Set down all of the entries word for word, omitting the images they contain.

INPUT DATA >>
+-------+

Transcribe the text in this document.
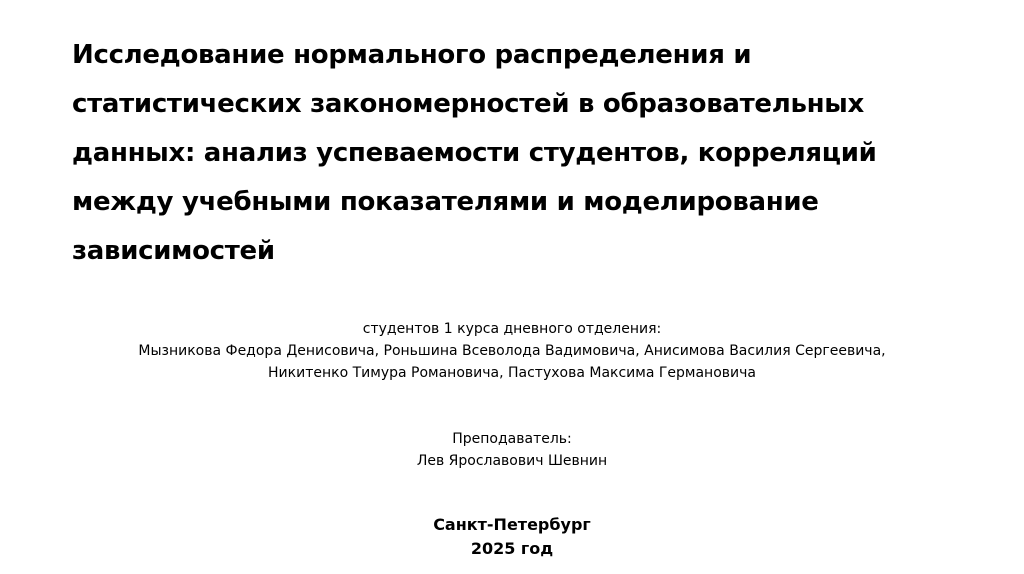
Исследование нормального распределения и статистических закономерностей в образовательных данных: анализ успеваемости студентов, корреляций между учебными показателями и моделирование зависимостей
студентов 1 курса дневного отделения:
Мызникова Федора Денисовича, Роньшина Всеволода Вадимовича, Анисимова Василия Сергеевича,
Никитенко Тимура Романовича, Пастухова Максима Германовича
Преподаватель:
Лев Ярославович Шевнин
Санкт-Петербург
2025 год
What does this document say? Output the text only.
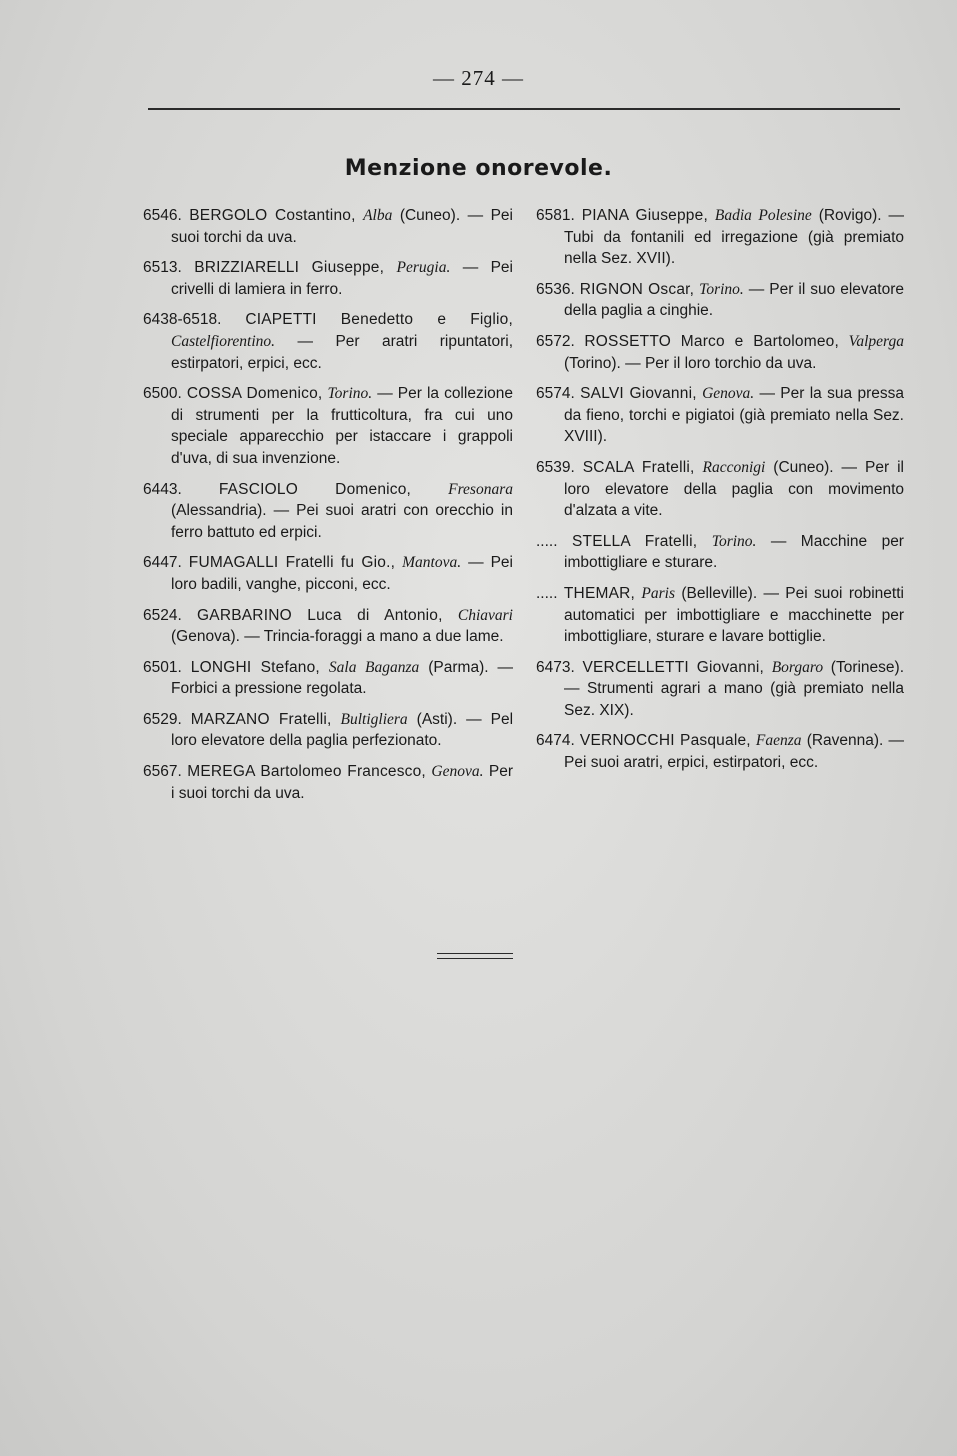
— 274 —
Menzione onorevole.

6546. BERGOLO Costantino, Alba (Cuneo). — Pei suoi torchi da uva.

6513. BRIZZIARELLI Giuseppe, Perugia. — Pei crivelli di lamiera in ferro.

6438-6518. CIAPETTI Benedetto e Figlio, Castelfiorentino. — Per aratri ripuntatori, estirpatori, erpici, ecc.

6500. COSSA Domenico, Torino. — Per la collezione di strumenti per la frutticoltura, fra cui uno speciale apparecchio per istaccare i grappoli d'uva, di sua invenzione.

6443. FASCIOLO Domenico, Fresonara (Alessandria). — Pei suoi aratri con orecchio in ferro battuto ed erpici.

6447. FUMAGALLI Fratelli fu Gio., Mantova. — Pei loro badili, vanghe, picconi, ecc.

6524. GARBARINO Luca di Antonio, Chiavari (Genova). — Trincia-foraggi a mano a due lame.

6501. LONGHI Stefano, Sala Baganza (Parma). — Forbici a pressione regolata.

6529. MARZANO Fratelli, Bultigliera (Asti). — Pel loro elevatore della paglia perfezionato.

6567. MEREGA Bartolomeo Francesco, Genova. Per i suoi torchi da uva.

6581. PIANA Giuseppe, Badia Polesine (Rovigo). — Tubi da fontanili ed irregazione (già premiato nella Sez. XVII).

6536. RIGNON Oscar, Torino. — Per il suo elevatore della paglia a cinghie.

6572. ROSSETTO Marco e Bartolomeo, Valperga (Torino). — Per il loro torchio da uva.

6574. SALVI Giovanni, Genova. — Per la sua pressa da fieno, torchi e pigiatoi (già premiato nella Sez. XVIII).

6539. SCALA Fratelli, Racconigi (Cuneo). — Per il loro elevatore della paglia con movimento d'alzata a vite.

..... STELLA Fratelli, Torino. — Macchine per imbottigliare e sturare.

..... THEMAR, Paris (Belleville). — Pei suoi robinetti automatici per imbottigliare e macchinette per imbottigliare, sturare e lavare bottiglie.

6473. VERCELLETTI Giovanni, Borgaro (Torinese). — Strumenti agrari a mano (già premiato nella Sez. XIX).

6474. VERNOCCHI Pasquale, Faenza (Ravenna). — Pei suoi aratri, erpici, estirpatori, ecc.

+-------+

REPLY TO THE EXERCISE >>
Transcribe the text in this document.
Исследование нормального распределения и статистических закономерностей в образовательных данных: анализ успеваемости студентов, корреляций между учебными показателями и моделирование зависимостей
студентов 1 курса дневного отделения:
Мызникова Федора Денисовича, Роньшина Всеволода Вадимовича, Анисимова Василия Сергеевича,
Никитенко Тимура Романовича, Пастухова Максима Германовича
Преподаватель:
Лев Ярославович Шевнин
Санкт-Петербург
2025 год
What does this document say? Output the text only.
— 274 —
Menzione onorevole.

6546. BERGOLO Costantino, Alba (Cuneo). — Pei suoi torchi da uva.

6513. BRIZZIARELLI Giuseppe, Perugia. — Pei crivelli di lamiera in ferro.

6438-6518. CIAPETTI Benedetto e Figlio, Castelfiorentino. — Per aratri ripuntatori, estirpatori, erpici, ecc.

6500. COSSA Domenico, Torino. — Per la collezione di strumenti per la frutticoltura, fra cui uno speciale apparecchio per istaccare i grappoli d'uva, di sua invenzione.

6443. FASCIOLO Domenico, Fresonara (Alessandria). — Pei suoi aratri con orecchio in ferro battuto ed erpici.

6447. FUMAGALLI Fratelli fu Gio., Mantova. — Pei loro badili, vanghe, picconi, ecc.

6524. GARBARINO Luca di Antonio, Chiavari (Genova). — Trincia-foraggi a mano a due lame.

6501. LONGHI Stefano, Sala Baganza (Parma). — Forbici a pressione regolata.

6529. MARZANO Fratelli, Bultigliera (Asti). — Pel loro elevatore della paglia perfezionato.

6567. MEREGA Bartolomeo Francesco, Genova. Per i suoi torchi da uva.

6581. PIANA Giuseppe, Badia Polesine (Rovigo). — Tubi da fontanili ed irregazione (già premiato nella Sez. XVII).

6536. RIGNON Oscar, Torino. — Per il suo elevatore della paglia a cinghie.

6572. ROSSETTO Marco e Bartolomeo, Valperga (Torino). — Per il loro torchio da uva.

6574. SALVI Giovanni, Genova. — Per la sua pressa da fieno, torchi e pigiatoi (già premiato nella Sez. XVIII).

6539. SCALA Fratelli, Racconigi (Cuneo). — Per il loro elevatore della paglia con movimento d'alzata a vite.

..... STELLA Fratelli, Torino. — Macchine per imbottigliare e sturare.

..... THEMAR, Paris (Belleville). — Pei suoi robinetti automatici per imbottigliare e macchinette per imbottigliare, sturare e lavare bottiglie.

6473. VERCELLETTI Giovanni, Borgaro (Torinese). — Strumenti agrari a mano (già premiato nella Sez. XIX).

6474. VERNOCCHI Pasquale, Faenza (Ravenna). — Pei suoi aratri, erpici, estirpatori, ecc.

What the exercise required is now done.